Copy out all lines with the word "hour" in them.

(Dataset listings of figures)
-----

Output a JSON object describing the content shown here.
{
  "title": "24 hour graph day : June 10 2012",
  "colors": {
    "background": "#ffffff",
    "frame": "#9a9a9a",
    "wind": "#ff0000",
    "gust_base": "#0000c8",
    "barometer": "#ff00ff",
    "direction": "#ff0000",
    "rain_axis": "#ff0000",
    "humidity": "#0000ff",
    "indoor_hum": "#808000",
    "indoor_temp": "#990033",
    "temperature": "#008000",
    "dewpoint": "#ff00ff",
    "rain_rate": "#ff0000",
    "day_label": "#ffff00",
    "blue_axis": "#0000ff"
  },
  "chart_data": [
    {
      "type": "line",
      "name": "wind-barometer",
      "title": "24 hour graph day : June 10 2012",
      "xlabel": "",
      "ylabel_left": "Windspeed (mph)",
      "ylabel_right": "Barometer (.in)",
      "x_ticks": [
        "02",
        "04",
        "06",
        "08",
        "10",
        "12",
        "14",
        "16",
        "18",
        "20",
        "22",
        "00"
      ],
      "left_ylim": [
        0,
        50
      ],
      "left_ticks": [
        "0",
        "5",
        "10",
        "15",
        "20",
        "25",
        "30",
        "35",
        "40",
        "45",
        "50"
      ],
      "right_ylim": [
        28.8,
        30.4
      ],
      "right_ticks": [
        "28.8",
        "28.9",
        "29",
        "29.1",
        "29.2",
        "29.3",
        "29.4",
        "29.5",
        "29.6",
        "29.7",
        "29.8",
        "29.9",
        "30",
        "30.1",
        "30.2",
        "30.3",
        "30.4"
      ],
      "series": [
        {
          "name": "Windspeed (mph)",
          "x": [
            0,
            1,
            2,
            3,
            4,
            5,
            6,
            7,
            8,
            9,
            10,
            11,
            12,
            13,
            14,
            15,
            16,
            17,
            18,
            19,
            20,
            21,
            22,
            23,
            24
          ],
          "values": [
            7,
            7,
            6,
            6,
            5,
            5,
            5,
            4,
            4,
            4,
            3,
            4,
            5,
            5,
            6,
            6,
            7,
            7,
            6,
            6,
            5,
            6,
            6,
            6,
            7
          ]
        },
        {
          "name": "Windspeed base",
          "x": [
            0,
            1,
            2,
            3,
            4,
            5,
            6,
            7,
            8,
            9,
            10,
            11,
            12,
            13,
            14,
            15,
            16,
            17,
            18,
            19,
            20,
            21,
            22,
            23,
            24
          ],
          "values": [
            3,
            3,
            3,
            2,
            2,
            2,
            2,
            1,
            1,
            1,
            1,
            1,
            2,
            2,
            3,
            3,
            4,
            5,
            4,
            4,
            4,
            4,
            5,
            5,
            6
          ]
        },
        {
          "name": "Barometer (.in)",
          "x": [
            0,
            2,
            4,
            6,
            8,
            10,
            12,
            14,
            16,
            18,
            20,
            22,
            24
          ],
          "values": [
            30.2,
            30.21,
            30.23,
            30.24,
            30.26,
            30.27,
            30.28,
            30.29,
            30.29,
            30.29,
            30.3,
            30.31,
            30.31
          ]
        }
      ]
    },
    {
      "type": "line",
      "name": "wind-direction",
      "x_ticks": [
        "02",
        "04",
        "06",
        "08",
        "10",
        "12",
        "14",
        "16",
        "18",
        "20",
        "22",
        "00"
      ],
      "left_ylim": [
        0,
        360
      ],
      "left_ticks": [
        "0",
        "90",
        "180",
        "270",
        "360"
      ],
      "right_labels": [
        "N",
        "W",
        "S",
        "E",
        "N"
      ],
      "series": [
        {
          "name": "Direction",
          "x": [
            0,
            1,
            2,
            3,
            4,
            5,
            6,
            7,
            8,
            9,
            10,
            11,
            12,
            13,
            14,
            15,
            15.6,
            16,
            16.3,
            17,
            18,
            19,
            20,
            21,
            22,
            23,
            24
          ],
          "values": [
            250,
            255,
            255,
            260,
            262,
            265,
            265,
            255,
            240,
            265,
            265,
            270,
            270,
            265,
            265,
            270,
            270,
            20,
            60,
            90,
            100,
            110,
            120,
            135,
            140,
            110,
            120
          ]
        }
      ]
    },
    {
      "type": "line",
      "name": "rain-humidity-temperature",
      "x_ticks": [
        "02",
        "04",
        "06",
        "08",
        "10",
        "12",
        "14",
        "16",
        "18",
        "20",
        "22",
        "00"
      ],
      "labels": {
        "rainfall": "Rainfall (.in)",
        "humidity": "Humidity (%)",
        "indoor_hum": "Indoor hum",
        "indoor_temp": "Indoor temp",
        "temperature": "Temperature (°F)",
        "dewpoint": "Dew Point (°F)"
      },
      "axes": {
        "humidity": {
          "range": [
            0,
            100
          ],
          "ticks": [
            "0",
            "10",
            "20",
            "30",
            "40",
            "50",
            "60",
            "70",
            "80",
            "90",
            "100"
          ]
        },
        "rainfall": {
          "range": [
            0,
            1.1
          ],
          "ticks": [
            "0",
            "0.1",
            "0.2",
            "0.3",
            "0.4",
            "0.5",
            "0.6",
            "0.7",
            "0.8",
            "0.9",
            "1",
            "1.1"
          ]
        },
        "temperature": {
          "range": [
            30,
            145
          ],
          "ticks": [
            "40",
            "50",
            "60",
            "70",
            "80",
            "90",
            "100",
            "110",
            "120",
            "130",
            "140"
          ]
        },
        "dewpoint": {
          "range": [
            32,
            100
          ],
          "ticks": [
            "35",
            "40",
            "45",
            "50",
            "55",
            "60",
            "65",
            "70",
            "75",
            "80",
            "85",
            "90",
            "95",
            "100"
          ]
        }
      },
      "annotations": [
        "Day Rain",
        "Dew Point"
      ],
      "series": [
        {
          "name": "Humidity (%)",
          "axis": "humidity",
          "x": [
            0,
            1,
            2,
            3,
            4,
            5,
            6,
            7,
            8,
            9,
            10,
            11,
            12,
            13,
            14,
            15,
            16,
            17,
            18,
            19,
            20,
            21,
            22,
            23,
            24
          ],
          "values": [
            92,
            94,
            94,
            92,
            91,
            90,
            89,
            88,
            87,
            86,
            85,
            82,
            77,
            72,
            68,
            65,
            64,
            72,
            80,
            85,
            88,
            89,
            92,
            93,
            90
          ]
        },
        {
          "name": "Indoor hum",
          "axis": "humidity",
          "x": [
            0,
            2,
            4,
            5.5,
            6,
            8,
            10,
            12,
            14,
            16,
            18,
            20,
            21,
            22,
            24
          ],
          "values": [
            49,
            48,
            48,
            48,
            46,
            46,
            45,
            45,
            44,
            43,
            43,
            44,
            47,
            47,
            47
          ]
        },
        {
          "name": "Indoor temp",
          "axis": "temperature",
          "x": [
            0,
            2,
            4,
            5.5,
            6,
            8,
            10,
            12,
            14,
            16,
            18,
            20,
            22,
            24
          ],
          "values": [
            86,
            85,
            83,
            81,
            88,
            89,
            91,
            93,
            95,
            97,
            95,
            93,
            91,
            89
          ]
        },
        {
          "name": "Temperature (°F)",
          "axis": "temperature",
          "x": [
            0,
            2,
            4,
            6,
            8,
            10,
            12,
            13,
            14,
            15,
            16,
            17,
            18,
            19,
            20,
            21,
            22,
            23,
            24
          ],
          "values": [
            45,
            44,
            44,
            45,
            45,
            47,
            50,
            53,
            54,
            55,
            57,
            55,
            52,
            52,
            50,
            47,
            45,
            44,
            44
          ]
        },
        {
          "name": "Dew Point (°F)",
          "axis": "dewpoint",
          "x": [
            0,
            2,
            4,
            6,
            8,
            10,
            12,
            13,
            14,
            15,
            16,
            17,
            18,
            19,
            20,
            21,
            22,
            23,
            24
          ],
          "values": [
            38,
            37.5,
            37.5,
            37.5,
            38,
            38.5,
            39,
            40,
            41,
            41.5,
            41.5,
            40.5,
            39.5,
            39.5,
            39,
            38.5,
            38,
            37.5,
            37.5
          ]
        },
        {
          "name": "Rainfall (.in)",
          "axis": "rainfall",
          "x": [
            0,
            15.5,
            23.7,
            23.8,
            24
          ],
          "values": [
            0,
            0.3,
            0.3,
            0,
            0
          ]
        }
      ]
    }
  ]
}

-----

§ Solved exercise
  "title": "24 hour graph day : June 10 2012",
      "title": "24 hour graph day : June 10 2012",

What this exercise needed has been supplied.